AIM OF THE EXERCISE ::
Can you reproduce the data without changes, starting at the line that contains "end-marker — [330, 816, 334, 820]" and ending after the line that contains "series-line-top-red — [100, 385, 332, 494]"?

RECORDED INFORMATION ::
********
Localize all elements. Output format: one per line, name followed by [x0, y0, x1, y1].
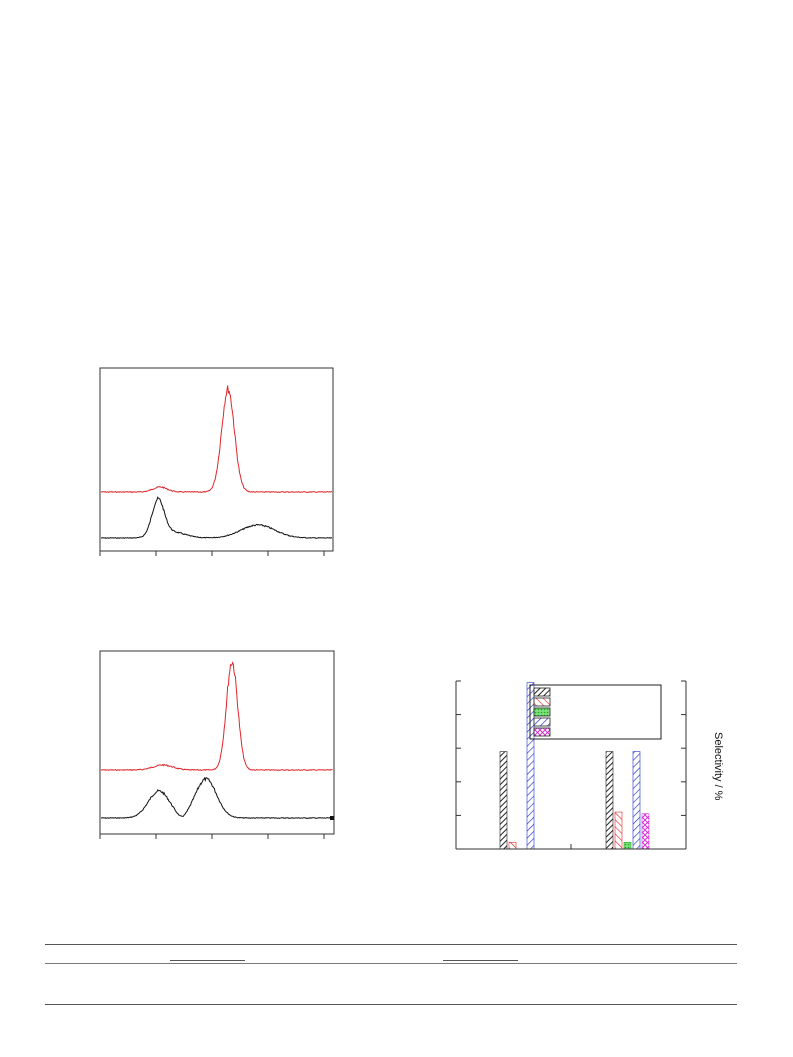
end-marker — [330, 816, 334, 820]
table-subheader-rule-left — [170, 960, 245, 961]
legend-swatch-4 — [533, 717, 551, 727]
x-ticks-top — [99, 551, 325, 556]
bar-s2-c1 — [508, 841, 517, 850]
table-subheader-rule-right — [443, 960, 518, 961]
legend-swatches — [533, 687, 551, 737]
bar-s4-c2 — [632, 751, 641, 850]
bar-s3-c2 — [623, 841, 632, 850]
plot-frame-top — [99, 367, 334, 552]
bar-axes — [455, 681, 687, 850]
series-line-bottom-red — [100, 661, 333, 772]
bar-s1-c1 — [499, 751, 508, 850]
bar-y-ticks — [456, 680, 686, 850]
bar-s2-c2 — [614, 811, 623, 850]
plot-frame-bottom — [99, 650, 335, 835]
table-bottom-rule — [45, 1004, 737, 1005]
bar-group — [499, 682, 650, 850]
legend-swatch-5 — [533, 727, 551, 737]
bar-s1-c2 — [605, 751, 614, 850]
series-line-bottom-black — [101, 776, 333, 819]
bar-y-axis-label: Selectivity / % — [712, 732, 724, 801]
series-line-top-red — [100, 385, 332, 494]
legend-swatch-3 — [533, 707, 551, 717]
legend-swatch-2 — [533, 697, 551, 707]
legend-swatch-1 — [533, 687, 551, 697]
table-top-rule — [45, 944, 737, 945]
table-header-rule — [45, 963, 737, 964]
legend-box — [529, 684, 662, 740]
x-ticks-bottom — [99, 834, 325, 839]
series-line-top-black — [101, 496, 332, 540]
bar-s5-c2 — [641, 813, 650, 850]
********
RESPONSE TO THIS TASK ::
end-marker — [330, 816, 334, 820]
table-subheader-rule-left — [170, 960, 245, 961]
legend-swatch-4 — [533, 717, 551, 727]
x-ticks-top — [99, 551, 325, 556]
bar-s2-c1 — [508, 841, 517, 850]
table-subheader-rule-right — [443, 960, 518, 961]
legend-swatches — [533, 687, 551, 737]
bar-s4-c2 — [632, 751, 641, 850]
bar-s3-c2 — [623, 841, 632, 850]
plot-frame-top — [99, 367, 334, 552]
bar-axes — [455, 681, 687, 850]
series-line-bottom-red — [100, 661, 333, 772]
bar-s1-c1 — [499, 751, 508, 850]
bar-y-ticks — [456, 680, 686, 850]
bar-s2-c2 — [614, 811, 623, 850]
plot-frame-bottom — [99, 650, 335, 835]
table-bottom-rule — [45, 1004, 737, 1005]
bar-group — [499, 682, 650, 850]
legend-swatch-5 — [533, 727, 551, 737]
bar-s1-c2 — [605, 751, 614, 850]
series-line-bottom-black — [101, 776, 333, 819]
bar-y-axis-label: Selectivity / % — [712, 732, 724, 801]
series-line-top-red — [100, 385, 332, 494]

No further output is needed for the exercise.